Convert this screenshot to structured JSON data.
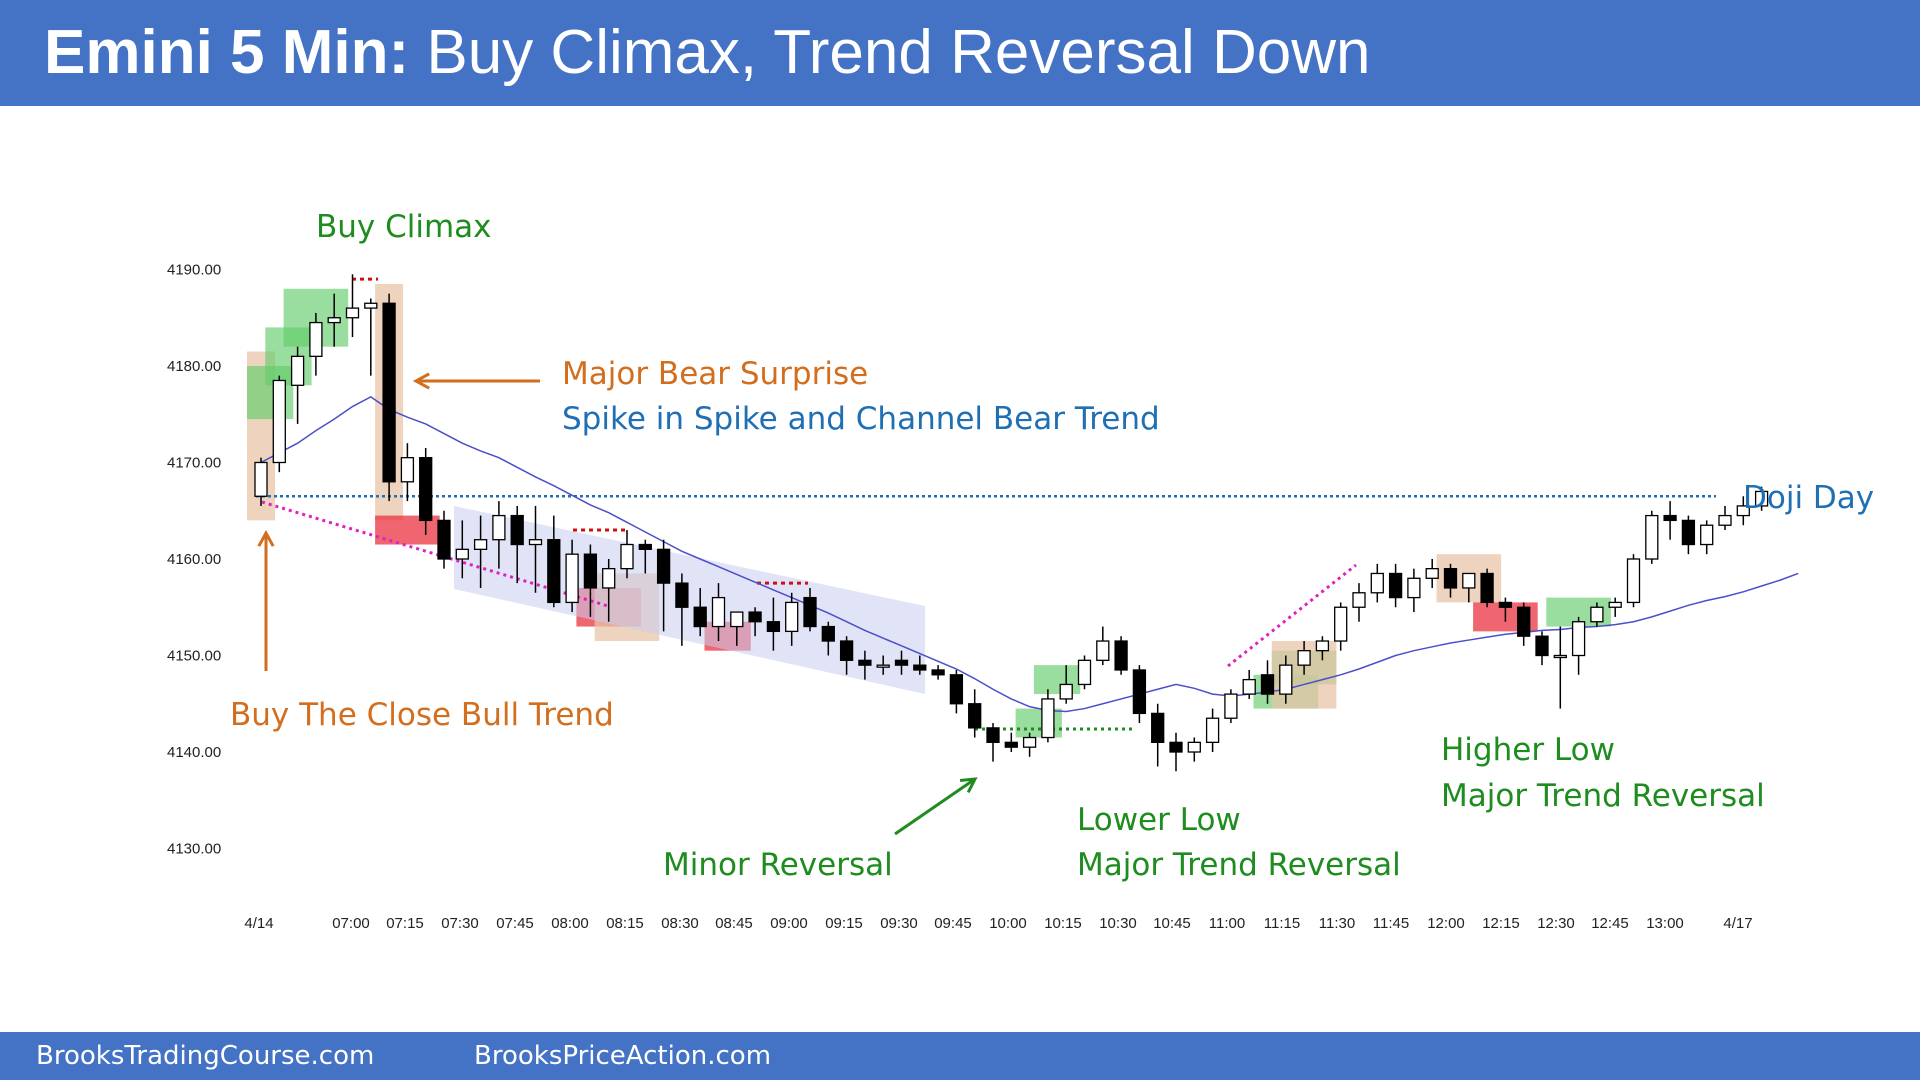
{
  "header": {
    "title_bold": "Emini 5 Min:",
    "title_rest": " Buy Climax, Trend Reversal Down"
  },
  "footer": {
    "left_link": "BrooksTradingCourse.com",
    "right_link": "BrooksPriceAction.com"
  },
  "colors": {
    "header_bg": "#4472c4",
    "bull_body": "#ffffff",
    "bear_body": "#000000",
    "ema": "#4b4fc9",
    "green_highlight": "#62cc6a",
    "red_highlight": "#ea3340",
    "tan_highlight": "#e8c4a8",
    "channel": "#c8cdf0",
    "magenta_line": "#e020c0",
    "doji_line": "#1f6fb5",
    "annotation_green": "#1e8c1e",
    "annotation_orange": "#d26e1e",
    "annotation_blue": "#1f6fb5"
  },
  "chart_data": {
    "type": "candlestick",
    "title": "Emini 5 Min: Buy Climax, Trend Reversal Down",
    "y_ticks": [
      "4130.00",
      "4140.00",
      "4150.00",
      "4160.00",
      "4170.00",
      "4180.00",
      "4190.00"
    ],
    "ylim": [
      4126,
      4193
    ],
    "x_ticks": [
      "4/14",
      "07:00",
      "07:15",
      "07:30",
      "07:45",
      "08:00",
      "08:15",
      "08:30",
      "08:45",
      "09:00",
      "09:15",
      "09:30",
      "09:45",
      "10:00",
      "10:15",
      "10:30",
      "10:45",
      "11:00",
      "11:15",
      "11:30",
      "11:45",
      "12:00",
      "12:15",
      "12:30",
      "12:45",
      "13:00",
      "4/17"
    ],
    "candles": [
      {
        "o": 4166.5,
        "h": 4170.5,
        "l": 4165.5,
        "c": 4170.0
      },
      {
        "o": 4170.0,
        "h": 4179.0,
        "l": 4169.0,
        "c": 4178.5
      },
      {
        "o": 4178.0,
        "h": 4182.0,
        "l": 4174.0,
        "c": 4181.0
      },
      {
        "o": 4181.0,
        "h": 4185.5,
        "l": 4179.0,
        "c": 4184.5
      },
      {
        "o": 4184.5,
        "h": 4187.5,
        "l": 4182.0,
        "c": 4185.0
      },
      {
        "o": 4185.0,
        "h": 4189.5,
        "l": 4183.0,
        "c": 4186.0
      },
      {
        "o": 4186.0,
        "h": 4187.0,
        "l": 4179.0,
        "c": 4186.5
      },
      {
        "o": 4186.5,
        "h": 4187.5,
        "l": 4166.0,
        "c": 4168.0
      },
      {
        "o": 4168.0,
        "h": 4172.0,
        "l": 4166.0,
        "c": 4170.5
      },
      {
        "o": 4170.5,
        "h": 4171.5,
        "l": 4162.5,
        "c": 4164.0
      },
      {
        "o": 4164.0,
        "h": 4165.0,
        "l": 4159.0,
        "c": 4160.0
      },
      {
        "o": 4160.0,
        "h": 4164.0,
        "l": 4158.0,
        "c": 4161.0
      },
      {
        "o": 4161.0,
        "h": 4164.5,
        "l": 4157.0,
        "c": 4162.0
      },
      {
        "o": 4162.0,
        "h": 4166.0,
        "l": 4159.0,
        "c": 4164.5
      },
      {
        "o": 4164.5,
        "h": 4165.5,
        "l": 4157.5,
        "c": 4161.5
      },
      {
        "o": 4161.5,
        "h": 4165.5,
        "l": 4156.5,
        "c": 4162.0
      },
      {
        "o": 4162.0,
        "h": 4164.5,
        "l": 4155.0,
        "c": 4155.5
      },
      {
        "o": 4155.5,
        "h": 4162.0,
        "l": 4154.5,
        "c": 4160.5
      },
      {
        "o": 4160.5,
        "h": 4161.5,
        "l": 4154.0,
        "c": 4157.0
      },
      {
        "o": 4157.0,
        "h": 4160.0,
        "l": 4153.5,
        "c": 4159.0
      },
      {
        "o": 4159.0,
        "h": 4163.0,
        "l": 4158.0,
        "c": 4161.5
      },
      {
        "o": 4161.5,
        "h": 4162.0,
        "l": 4158.5,
        "c": 4161.0
      },
      {
        "o": 4161.0,
        "h": 4162.0,
        "l": 4152.5,
        "c": 4157.5
      },
      {
        "o": 4157.5,
        "h": 4158.5,
        "l": 4151.0,
        "c": 4155.0
      },
      {
        "o": 4155.0,
        "h": 4157.0,
        "l": 4152.0,
        "c": 4153.0
      },
      {
        "o": 4153.0,
        "h": 4157.5,
        "l": 4151.5,
        "c": 4156.0
      },
      {
        "o": 4153.0,
        "h": 4154.5,
        "l": 4151.0,
        "c": 4154.5
      },
      {
        "o": 4154.5,
        "h": 4155.0,
        "l": 4152.0,
        "c": 4153.5
      },
      {
        "o": 4153.5,
        "h": 4156.0,
        "l": 4150.5,
        "c": 4152.5
      },
      {
        "o": 4152.5,
        "h": 4156.5,
        "l": 4151.0,
        "c": 4155.5
      },
      {
        "o": 4156.0,
        "h": 4157.0,
        "l": 4152.5,
        "c": 4153.0
      },
      {
        "o": 4153.0,
        "h": 4153.5,
        "l": 4150.0,
        "c": 4151.5
      },
      {
        "o": 4151.5,
        "h": 4152.0,
        "l": 4148.0,
        "c": 4149.5
      },
      {
        "o": 4149.5,
        "h": 4150.5,
        "l": 4147.5,
        "c": 4149.0
      },
      {
        "o": 4149.0,
        "h": 4150.0,
        "l": 4148.0,
        "c": 4149.0
      },
      {
        "o": 4149.5,
        "h": 4150.5,
        "l": 4148.0,
        "c": 4149.0
      },
      {
        "o": 4149.0,
        "h": 4150.0,
        "l": 4148.0,
        "c": 4148.5
      },
      {
        "o": 4148.5,
        "h": 4149.0,
        "l": 4147.5,
        "c": 4148.0
      },
      {
        "o": 4148.0,
        "h": 4148.5,
        "l": 4144.0,
        "c": 4145.0
      },
      {
        "o": 4145.0,
        "h": 4146.5,
        "l": 4141.5,
        "c": 4142.5
      },
      {
        "o": 4142.5,
        "h": 4143.0,
        "l": 4139.0,
        "c": 4141.0
      },
      {
        "o": 4141.0,
        "h": 4142.0,
        "l": 4140.0,
        "c": 4140.5
      },
      {
        "o": 4140.5,
        "h": 4142.0,
        "l": 4139.5,
        "c": 4141.5
      },
      {
        "o": 4141.5,
        "h": 4146.5,
        "l": 4141.0,
        "c": 4145.5
      },
      {
        "o": 4145.5,
        "h": 4149.0,
        "l": 4145.0,
        "c": 4147.0
      },
      {
        "o": 4147.0,
        "h": 4150.0,
        "l": 4146.5,
        "c": 4149.5
      },
      {
        "o": 4149.5,
        "h": 4153.0,
        "l": 4149.0,
        "c": 4151.5
      },
      {
        "o": 4151.5,
        "h": 4152.0,
        "l": 4148.0,
        "c": 4148.5
      },
      {
        "o": 4148.5,
        "h": 4149.0,
        "l": 4143.0,
        "c": 4144.0
      },
      {
        "o": 4144.0,
        "h": 4145.0,
        "l": 4138.5,
        "c": 4141.0
      },
      {
        "o": 4141.0,
        "h": 4142.0,
        "l": 4138.0,
        "c": 4140.0
      },
      {
        "o": 4140.0,
        "h": 4141.5,
        "l": 4139.0,
        "c": 4141.0
      },
      {
        "o": 4141.0,
        "h": 4144.5,
        "l": 4140.0,
        "c": 4143.5
      },
      {
        "o": 4143.5,
        "h": 4146.5,
        "l": 4143.0,
        "c": 4146.0
      },
      {
        "o": 4146.0,
        "h": 4148.5,
        "l": 4145.5,
        "c": 4147.5
      },
      {
        "o": 4148.0,
        "h": 4149.5,
        "l": 4145.0,
        "c": 4146.0
      },
      {
        "o": 4146.0,
        "h": 4150.0,
        "l": 4145.0,
        "c": 4149.0
      },
      {
        "o": 4149.0,
        "h": 4151.5,
        "l": 4148.0,
        "c": 4150.5
      },
      {
        "o": 4150.5,
        "h": 4152.0,
        "l": 4149.5,
        "c": 4151.5
      },
      {
        "o": 4151.5,
        "h": 4155.5,
        "l": 4150.5,
        "c": 4155.0
      },
      {
        "o": 4155.0,
        "h": 4157.5,
        "l": 4153.5,
        "c": 4156.5
      },
      {
        "o": 4156.5,
        "h": 4159.5,
        "l": 4155.5,
        "c": 4158.5
      },
      {
        "o": 4158.5,
        "h": 4159.5,
        "l": 4155.0,
        "c": 4156.0
      },
      {
        "o": 4156.0,
        "h": 4159.0,
        "l": 4154.5,
        "c": 4158.0
      },
      {
        "o": 4158.0,
        "h": 4160.0,
        "l": 4157.0,
        "c": 4159.0
      },
      {
        "o": 4159.0,
        "h": 4159.5,
        "l": 4156.0,
        "c": 4157.0
      },
      {
        "o": 4157.0,
        "h": 4158.5,
        "l": 4155.5,
        "c": 4158.5
      },
      {
        "o": 4158.5,
        "h": 4159.0,
        "l": 4155.0,
        "c": 4155.5
      },
      {
        "o": 4155.5,
        "h": 4156.0,
        "l": 4153.5,
        "c": 4155.0
      },
      {
        "o": 4155.0,
        "h": 4155.5,
        "l": 4151.0,
        "c": 4152.0
      },
      {
        "o": 4152.0,
        "h": 4152.5,
        "l": 4149.0,
        "c": 4150.0
      },
      {
        "o": 4150.0,
        "h": 4153.0,
        "l": 4144.5,
        "c": 4150.0
      },
      {
        "o": 4150.0,
        "h": 4154.0,
        "l": 4148.0,
        "c": 4153.5
      },
      {
        "o": 4153.5,
        "h": 4155.5,
        "l": 4153.0,
        "c": 4155.0
      },
      {
        "o": 4155.0,
        "h": 4156.0,
        "l": 4154.0,
        "c": 4155.5
      },
      {
        "o": 4155.5,
        "h": 4160.5,
        "l": 4155.0,
        "c": 4160.0
      },
      {
        "o": 4160.0,
        "h": 4165.0,
        "l": 4159.5,
        "c": 4164.5
      },
      {
        "o": 4164.5,
        "h": 4166.0,
        "l": 4162.0,
        "c": 4164.0
      },
      {
        "o": 4164.0,
        "h": 4164.5,
        "l": 4160.5,
        "c": 4161.5
      },
      {
        "o": 4161.5,
        "h": 4164.0,
        "l": 4160.5,
        "c": 4163.5
      },
      {
        "o": 4163.5,
        "h": 4165.5,
        "l": 4163.0,
        "c": 4164.5
      },
      {
        "o": 4164.5,
        "h": 4166.5,
        "l": 4163.5,
        "c": 4165.5
      },
      {
        "o": 4165.5,
        "h": 4167.5,
        "l": 4165.0,
        "c": 4167.0
      }
    ],
    "ema_line": [
      4170.0,
      4171.0,
      4172.0,
      4173.3,
      4174.5,
      4175.8,
      4176.8,
      4175.5,
      4174.7,
      4174.0,
      4173.0,
      4172.0,
      4171.2,
      4170.5,
      4169.5,
      4168.5,
      4167.6,
      4166.6,
      4165.6,
      4164.8,
      4163.8,
      4162.8,
      4161.8,
      4160.8,
      4160.0,
      4159.2,
      4158.4,
      4157.6,
      4156.8,
      4156.0,
      4155.2,
      4154.4,
      4153.5,
      4152.6,
      4151.8,
      4151.0,
      4150.2,
      4149.4,
      4148.6,
      4147.6,
      4146.5,
      4145.5,
      4144.7,
      4144.3,
      4144.2,
      4144.5,
      4145.0,
      4145.5,
      4146.0,
      4146.5,
      4147.0,
      4146.6,
      4146.0,
      4145.8,
      4146.0,
      4146.2,
      4146.5,
      4147.0,
      4147.5,
      4148.0,
      4148.6,
      4149.3,
      4150.0,
      4150.5,
      4150.9,
      4151.3,
      4151.6,
      4151.9,
      4152.2,
      4152.4,
      4152.6,
      4152.7,
      4152.9,
      4153.0,
      4153.2,
      4153.5,
      4154.0,
      4154.6,
      4155.2,
      4155.7,
      4156.1,
      4156.6,
      4157.2,
      4157.8,
      4158.5
    ],
    "doji_level": 4166.5,
    "annotations": [
      {
        "text": "Buy Climax",
        "color": "green"
      },
      {
        "text": "Major Bear Surprise",
        "color": "orange"
      },
      {
        "text": "Spike in Spike and Channel Bear Trend",
        "color": "blue"
      },
      {
        "text": "Buy The Close Bull Trend",
        "color": "orange"
      },
      {
        "text": "Minor Reversal",
        "color": "green"
      },
      {
        "text": "Lower Low",
        "color": "green"
      },
      {
        "text": "Major Trend Reversal",
        "color": "green"
      },
      {
        "text": "Higher Low",
        "color": "green"
      },
      {
        "text": "Major Trend Reversal",
        "color": "green"
      },
      {
        "text": "Doji Day",
        "color": "blue"
      }
    ]
  }
}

• What you will do
Report the number of lines holding the string "Reversal", without any other words.

• Task output
5